== What is required ==
Identify the lines that contain the string "panel", then copy each of them.

== Data provided ==
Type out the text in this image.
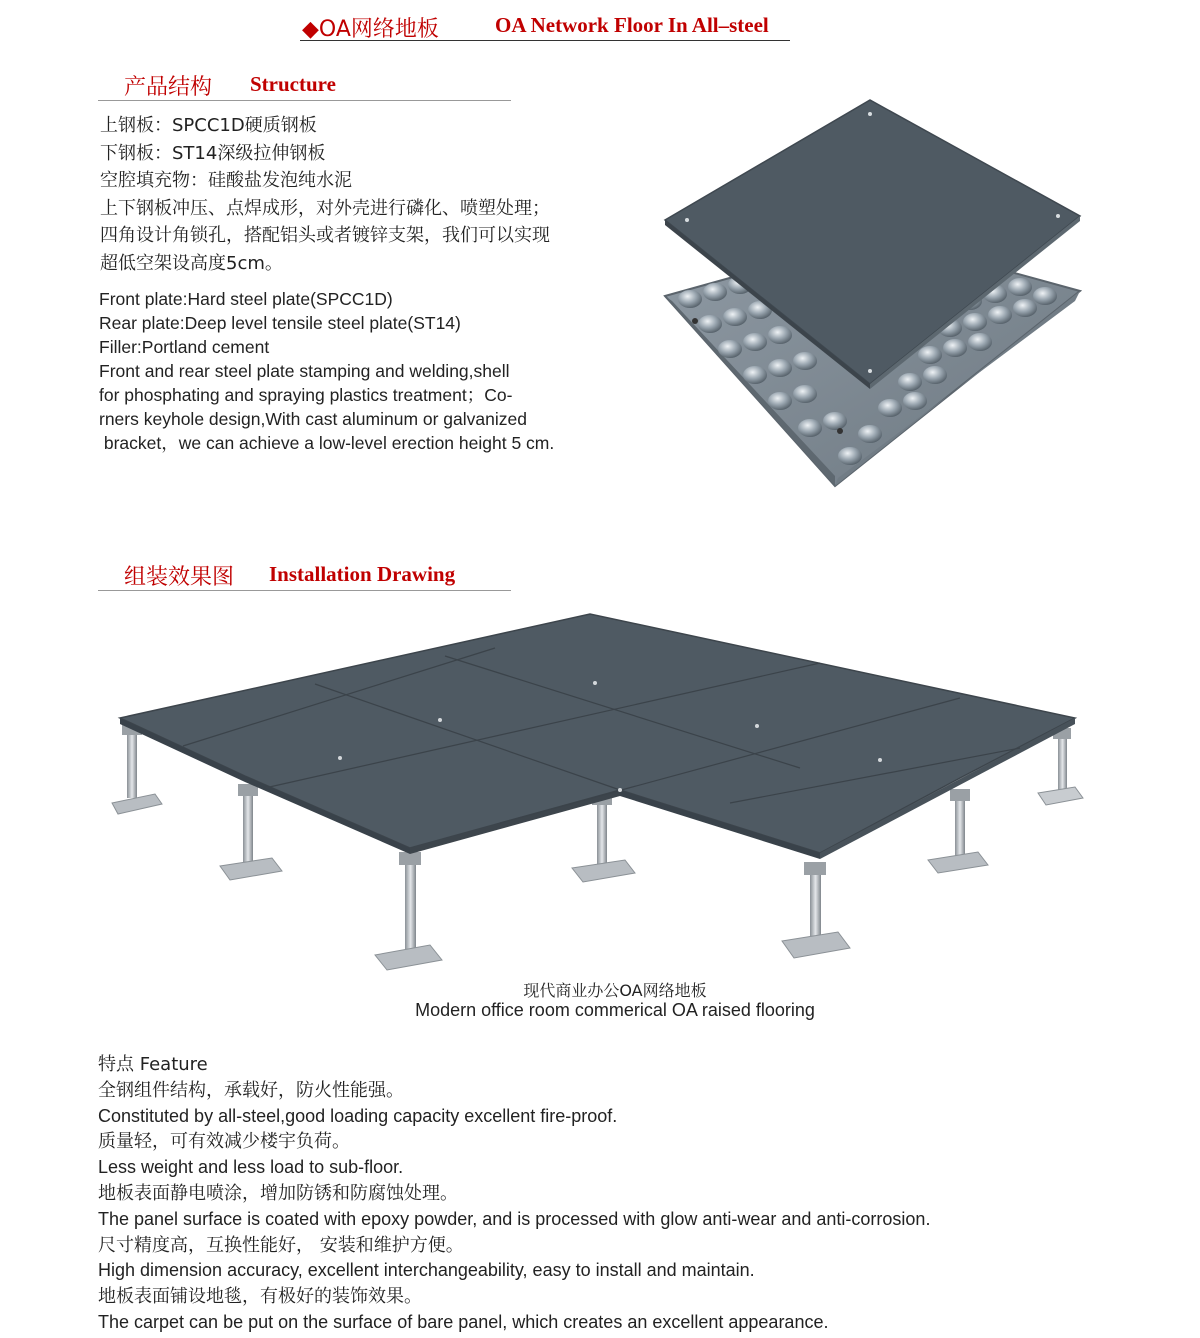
◆OA网络地板	OA Network Floor In All–steel
产品结构 Structure
上钢板：SPCC1D硬质钢板
下钢板：ST14深级拉伸钢板
空腔填充物：硅酸盐发泡纯水泥
上下钢板冲压、点焊成形，对外壳进行磷化、喷塑处理；
四角设计角锁孔，搭配铝头或者镀锌支架，我们可以实现
超低空架设高度5cm。
Front plate:Hard steel plate(SPCC1D)
Rear plate:Deep level tensile steel plate(ST14)
Filler:Portland cement
Front and rear steel plate stamping and welding,shell
for phosphating and spraying plastics treatment；Co-
rners keyhole design,With cast aluminum or galvanized
bracket，we can achieve a low-level erection height 5 cm.
组装效果图 Installation Drawing
现代商业办公OA网络地板
Modern office room commerical OA raised flooring
特点 Feature
全钢组件结构，承载好，防火性能强。
Constituted by all-steel,good loading capacity excellent fire-proof.
质量轻，可有效减少楼宇负荷。
Less weight and less load to sub-floor.
地板表面静电喷涂，增加防锈和防腐蚀处理。
The panel surface is coated with epoxy powder, and is processed with glow anti-wear and anti-corrosion.
尺寸精度高，互换性能好， 安装和维护方便。
High dimension accuracy, excellent interchangeability, easy to install and maintain.
地板表面铺设地毯，有极好的装饰效果。
The carpet can be put on the surface of bare panel, which creates an excellent appearance.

== Full solution ==
The panel surface is coated with epoxy powder, and is processed with glow anti-wear and anti-corrosion.
The carpet can be put on the surface of bare panel, which creates an excellent appearance.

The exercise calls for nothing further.